-- begin Document text --
BRITISH EMPIRE INVADES, COLONISTS RETALIATE

MASSACHUSETTS STRIKES BACK AGAINST TYRANNY OF MOTHERLAND

by Adam Archer, Staff Writer

I still can’t believe high school is over. It seems like only yesterday that I showed up at Big Winters Elementary in the fifth grade with my Pound Puppies lunch box, to the delight of all the bullies.

Of course, even back then I knew what I wanted to do with my life. However, since all my attempts to build a time machine and move to the Garden of Eden failed, I opted to become a writer. Hey, what do you know? I really am a writer…writing something in the school newspaper!

But, as a mild-mannered fifth grader who would one day work for a great metropolitan newspaper (you’re reading it), I had trouble concealing my secret identity. Everybody figured out who I was and thought it was a riot the way I held my glasses to my face as if my life depended on it.

Then there was the time in seventh grade when, out of sheer apathy toward nuclear power, I opted not to do my science project. When my teacher confronted me, I told her I turned it in with all the others. Feeling bad about the idea of flunking a kid who lost his project, she gave me an 85. I was pleasantly surprised.

I was always fairly unamused by movies, specifically that really blah Mel Gibson stuff. What’s the deal with that? Lethal weapons, angry Scotsmen, and men without faces. Oh yeah...that’s really cool.

To understand my life is to understand that feeling you get when your friend announces he is going fishing.

The highlight of my life was that rainy Saturday afternoon in the early summer after ninth grade when, for the first time, I tasted a drink called Sprite.

Didlisnndhelfriendlishluedenbeauch.

Of course, when I went on a cruise to Mexico, I had to constantly dodge Tommy Lee Jones as he searched high and low for me in connection with that unfortunate “Cruise Massacre” dealy.
-- end Document text --
-- begin Dataset extract --
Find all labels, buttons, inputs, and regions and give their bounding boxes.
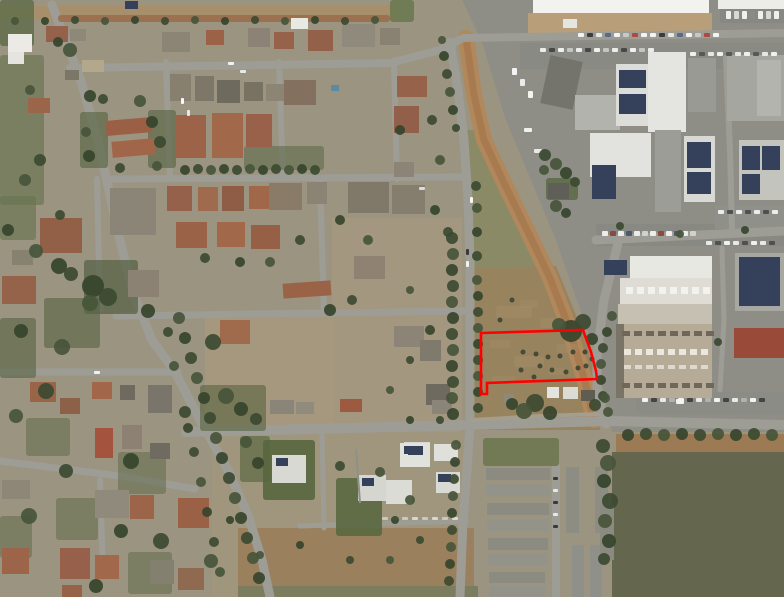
satellite-map-screenshot <box>0 0 784 597</box>
aerial-imagery <box>0 0 784 597</box>
factory-building <box>616 256 714 398</box>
-- end Dataset extract --
Rewrite the part of the column that opens with the words "Then there was" and closes with "drink called Sprite.", putting "root beer" in place of "Sprite".

Then there was the time in seventh grade when, out of sheer apathy toward nuclear power, I opted not to do my science project. When my teacher confronted me, I told her I turned it in with all the others. Feeling bad about the idea of flunking a kid who lost his project, she gave me an 85. I was pleasantly surprised.

I was always fairly unamused by movies, specifically that really blah Mel Gibson stuff. What’s the deal with that? Lethal weapons, angry Scotsmen, and men without faces. Oh yeah...that’s really cool.

To understand my life is to understand that feeling you get when your friend announces he is going fishing.

The highlight of my life was that rainy Saturday afternoon in the early summer after ninth grade when, for the first time, I tasted a drink called root beer.